EXTRACTED INFORMATION:

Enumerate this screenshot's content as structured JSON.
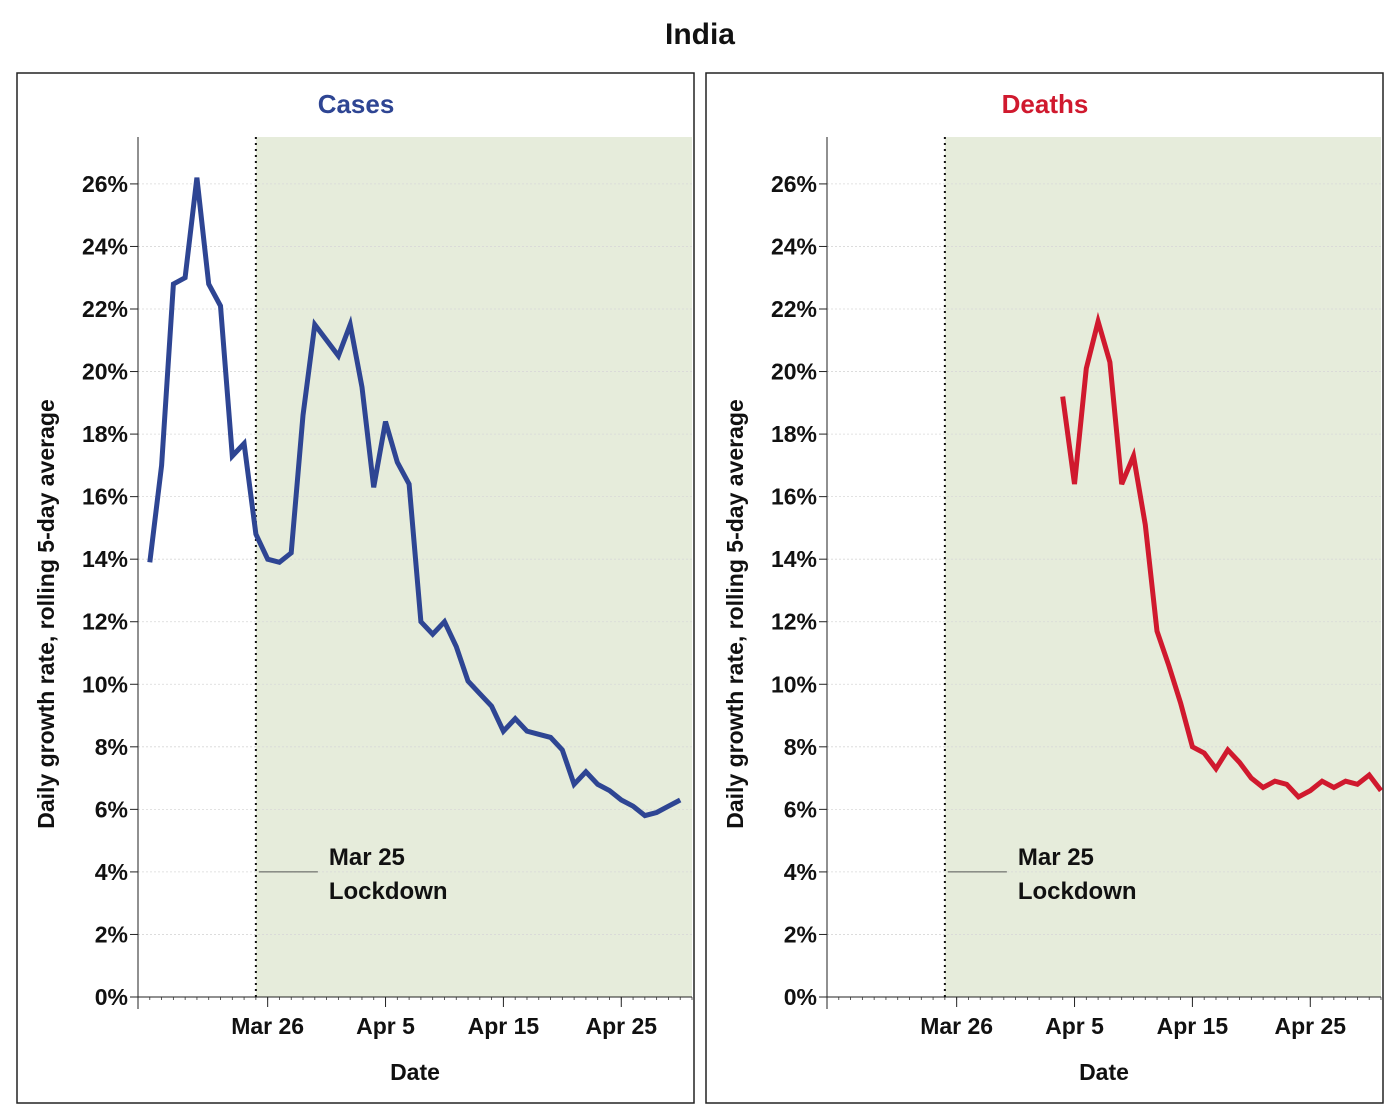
{
  "figure": {
    "title": "India"
  },
  "chart_data": [
    {
      "type": "line",
      "title": "Cases",
      "title_color": "#2e4593",
      "line_color": "#2e4593",
      "shade_color": "#e6ecdb",
      "xlabel": "Date",
      "ylabel": "Daily growth rate, rolling 5-day average",
      "ylim": [
        0,
        0.275
      ],
      "yticks": [
        0,
        0.02,
        0.04,
        0.06,
        0.08,
        0.1,
        0.12,
        0.14,
        0.16,
        0.18,
        0.2,
        0.22,
        0.24,
        0.26
      ],
      "ytick_labels": [
        "0%",
        "2%",
        "4%",
        "6%",
        "8%",
        "10%",
        "12%",
        "14%",
        "16%",
        "18%",
        "20%",
        "22%",
        "24%",
        "26%"
      ],
      "xlim": [
        "2020-03-15",
        "2020-05-01"
      ],
      "xticks": [
        "2020-03-26",
        "2020-04-05",
        "2020-04-15",
        "2020-04-25"
      ],
      "xtick_labels": [
        "Mar 26",
        "Apr 5",
        "Apr 15",
        "Apr 25"
      ],
      "grid": "horizontal",
      "shaded_region": [
        "2020-03-25",
        "2020-05-01"
      ],
      "event": {
        "date": "2020-03-25",
        "line1": "Mar 25",
        "line2": "Lockdown"
      },
      "series": [
        {
          "x": [
            "2020-03-16",
            "2020-03-17",
            "2020-03-18",
            "2020-03-19",
            "2020-03-20",
            "2020-03-21",
            "2020-03-22",
            "2020-03-23",
            "2020-03-24",
            "2020-03-25",
            "2020-03-26",
            "2020-03-27",
            "2020-03-28",
            "2020-03-29",
            "2020-03-30",
            "2020-03-31",
            "2020-04-01",
            "2020-04-02",
            "2020-04-03",
            "2020-04-04",
            "2020-04-05",
            "2020-04-06",
            "2020-04-07",
            "2020-04-08",
            "2020-04-09",
            "2020-04-10",
            "2020-04-11",
            "2020-04-12",
            "2020-04-13",
            "2020-04-14",
            "2020-04-15",
            "2020-04-16",
            "2020-04-17",
            "2020-04-18",
            "2020-04-19",
            "2020-04-20",
            "2020-04-21",
            "2020-04-22",
            "2020-04-23",
            "2020-04-24",
            "2020-04-25",
            "2020-04-26",
            "2020-04-27",
            "2020-04-28",
            "2020-04-29",
            "2020-04-30"
          ],
          "values": [
            0.139,
            0.17,
            0.228,
            0.23,
            0.262,
            0.228,
            0.221,
            0.173,
            0.177,
            0.148,
            0.14,
            0.139,
            0.142,
            0.186,
            0.215,
            0.21,
            0.205,
            0.215,
            0.195,
            0.163,
            0.184,
            0.171,
            0.164,
            0.12,
            0.116,
            0.12,
            0.112,
            0.101,
            0.097,
            0.093,
            0.085,
            0.089,
            0.085,
            0.084,
            0.083,
            0.079,
            0.068,
            0.072,
            0.068,
            0.066,
            0.063,
            0.061,
            0.058,
            0.059,
            0.061,
            0.063
          ]
        }
      ]
    },
    {
      "type": "line",
      "title": "Deaths",
      "title_color": "#d0192e",
      "line_color": "#d0192e",
      "shade_color": "#e6ecdb",
      "xlabel": "Date",
      "ylabel": "Daily growth rate, rolling 5-day average",
      "ylim": [
        0,
        0.275
      ],
      "yticks": [
        0,
        0.02,
        0.04,
        0.06,
        0.08,
        0.1,
        0.12,
        0.14,
        0.16,
        0.18,
        0.2,
        0.22,
        0.24,
        0.26
      ],
      "ytick_labels": [
        "0%",
        "2%",
        "4%",
        "6%",
        "8%",
        "10%",
        "12%",
        "14%",
        "16%",
        "18%",
        "20%",
        "22%",
        "24%",
        "26%"
      ],
      "xlim": [
        "2020-03-15",
        "2020-05-01"
      ],
      "xticks": [
        "2020-03-26",
        "2020-04-05",
        "2020-04-15",
        "2020-04-25"
      ],
      "xtick_labels": [
        "Mar 26",
        "Apr 5",
        "Apr 15",
        "Apr 25"
      ],
      "grid": "horizontal",
      "shaded_region": [
        "2020-03-25",
        "2020-05-01"
      ],
      "event": {
        "date": "2020-03-25",
        "line1": "Mar 25",
        "line2": "Lockdown"
      },
      "series": [
        {
          "x": [
            "2020-04-04",
            "2020-04-05",
            "2020-04-06",
            "2020-04-07",
            "2020-04-08",
            "2020-04-09",
            "2020-04-10",
            "2020-04-11",
            "2020-04-12",
            "2020-04-13",
            "2020-04-14",
            "2020-04-15",
            "2020-04-16",
            "2020-04-17",
            "2020-04-18",
            "2020-04-19",
            "2020-04-20",
            "2020-04-21",
            "2020-04-22",
            "2020-04-23",
            "2020-04-24",
            "2020-04-25",
            "2020-04-26",
            "2020-04-27",
            "2020-04-28",
            "2020-04-29",
            "2020-04-30",
            "2020-05-01"
          ],
          "values": [
            0.192,
            0.164,
            0.201,
            0.216,
            0.203,
            0.164,
            0.173,
            0.151,
            0.117,
            0.106,
            0.094,
            0.08,
            0.078,
            0.073,
            0.079,
            0.075,
            0.07,
            0.067,
            0.069,
            0.068,
            0.064,
            0.066,
            0.069,
            0.067,
            0.069,
            0.068,
            0.071,
            0.066
          ]
        }
      ]
    }
  ]
}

TASK TO CARRY OUT: Return the records exactly. Don't carry the pictures over.

SOLVED PROBLEM:
Enumerate this screenshot's content as structured JSON.
{
  "figure": {
    "title": "India"
  },
  "chart_data": [
    {
      "type": "line",
      "title": "Cases",
      "title_color": "#2e4593",
      "line_color": "#2e4593",
      "shade_color": "#e6ecdb",
      "xlabel": "Date",
      "ylabel": "Daily growth rate, rolling 5-day average",
      "ylim": [
        0,
        0.275
      ],
      "yticks": [
        0,
        0.02,
        0.04,
        0.06,
        0.08,
        0.1,
        0.12,
        0.14,
        0.16,
        0.18,
        0.2,
        0.22,
        0.24,
        0.26
      ],
      "ytick_labels": [
        "0%",
        "2%",
        "4%",
        "6%",
        "8%",
        "10%",
        "12%",
        "14%",
        "16%",
        "18%",
        "20%",
        "22%",
        "24%",
        "26%"
      ],
      "xlim": [
        "2020-03-15",
        "2020-05-01"
      ],
      "xticks": [
        "2020-03-26",
        "2020-04-05",
        "2020-04-15",
        "2020-04-25"
      ],
      "xtick_labels": [
        "Mar 26",
        "Apr 5",
        "Apr 15",
        "Apr 25"
      ],
      "grid": "horizontal",
      "shaded_region": [
        "2020-03-25",
        "2020-05-01"
      ],
      "event": {
        "date": "2020-03-25",
        "line1": "Mar 25",
        "line2": "Lockdown"
      },
      "series": [
        {
          "x": [
            "2020-03-16",
            "2020-03-17",
            "2020-03-18",
            "2020-03-19",
            "2020-03-20",
            "2020-03-21",
            "2020-03-22",
            "2020-03-23",
            "2020-03-24",
            "2020-03-25",
            "2020-03-26",
            "2020-03-27",
            "2020-03-28",
            "2020-03-29",
            "2020-03-30",
            "2020-03-31",
            "2020-04-01",
            "2020-04-02",
            "2020-04-03",
            "2020-04-04",
            "2020-04-05",
            "2020-04-06",
            "2020-04-07",
            "2020-04-08",
            "2020-04-09",
            "2020-04-10",
            "2020-04-11",
            "2020-04-12",
            "2020-04-13",
            "2020-04-14",
            "2020-04-15",
            "2020-04-16",
            "2020-04-17",
            "2020-04-18",
            "2020-04-19",
            "2020-04-20",
            "2020-04-21",
            "2020-04-22",
            "2020-04-23",
            "2020-04-24",
            "2020-04-25",
            "2020-04-26",
            "2020-04-27",
            "2020-04-28",
            "2020-04-29",
            "2020-04-30"
          ],
          "values": [
            0.139,
            0.17,
            0.228,
            0.23,
            0.262,
            0.228,
            0.221,
            0.173,
            0.177,
            0.148,
            0.14,
            0.139,
            0.142,
            0.186,
            0.215,
            0.21,
            0.205,
            0.215,
            0.195,
            0.163,
            0.184,
            0.171,
            0.164,
            0.12,
            0.116,
            0.12,
            0.112,
            0.101,
            0.097,
            0.093,
            0.085,
            0.089,
            0.085,
            0.084,
            0.083,
            0.079,
            0.068,
            0.072,
            0.068,
            0.066,
            0.063,
            0.061,
            0.058,
            0.059,
            0.061,
            0.063
          ]
        }
      ]
    },
    {
      "type": "line",
      "title": "Deaths",
      "title_color": "#d0192e",
      "line_color": "#d0192e",
      "shade_color": "#e6ecdb",
      "xlabel": "Date",
      "ylabel": "Daily growth rate, rolling 5-day average",
      "ylim": [
        0,
        0.275
      ],
      "yticks": [
        0,
        0.02,
        0.04,
        0.06,
        0.08,
        0.1,
        0.12,
        0.14,
        0.16,
        0.18,
        0.2,
        0.22,
        0.24,
        0.26
      ],
      "ytick_labels": [
        "0%",
        "2%",
        "4%",
        "6%",
        "8%",
        "10%",
        "12%",
        "14%",
        "16%",
        "18%",
        "20%",
        "22%",
        "24%",
        "26%"
      ],
      "xlim": [
        "2020-03-15",
        "2020-05-01"
      ],
      "xticks": [
        "2020-03-26",
        "2020-04-05",
        "2020-04-15",
        "2020-04-25"
      ],
      "xtick_labels": [
        "Mar 26",
        "Apr 5",
        "Apr 15",
        "Apr 25"
      ],
      "grid": "horizontal",
      "shaded_region": [
        "2020-03-25",
        "2020-05-01"
      ],
      "event": {
        "date": "2020-03-25",
        "line1": "Mar 25",
        "line2": "Lockdown"
      },
      "series": [
        {
          "x": [
            "2020-04-04",
            "2020-04-05",
            "2020-04-06",
            "2020-04-07",
            "2020-04-08",
            "2020-04-09",
            "2020-04-10",
            "2020-04-11",
            "2020-04-12",
            "2020-04-13",
            "2020-04-14",
            "2020-04-15",
            "2020-04-16",
            "2020-04-17",
            "2020-04-18",
            "2020-04-19",
            "2020-04-20",
            "2020-04-21",
            "2020-04-22",
            "2020-04-23",
            "2020-04-24",
            "2020-04-25",
            "2020-04-26",
            "2020-04-27",
            "2020-04-28",
            "2020-04-29",
            "2020-04-30",
            "2020-05-01"
          ],
          "values": [
            0.192,
            0.164,
            0.201,
            0.216,
            0.203,
            0.164,
            0.173,
            0.151,
            0.117,
            0.106,
            0.094,
            0.08,
            0.078,
            0.073,
            0.079,
            0.075,
            0.07,
            0.067,
            0.069,
            0.068,
            0.064,
            0.066,
            0.069,
            0.067,
            0.069,
            0.068,
            0.071,
            0.066
          ]
        }
      ]
    }
  ]
}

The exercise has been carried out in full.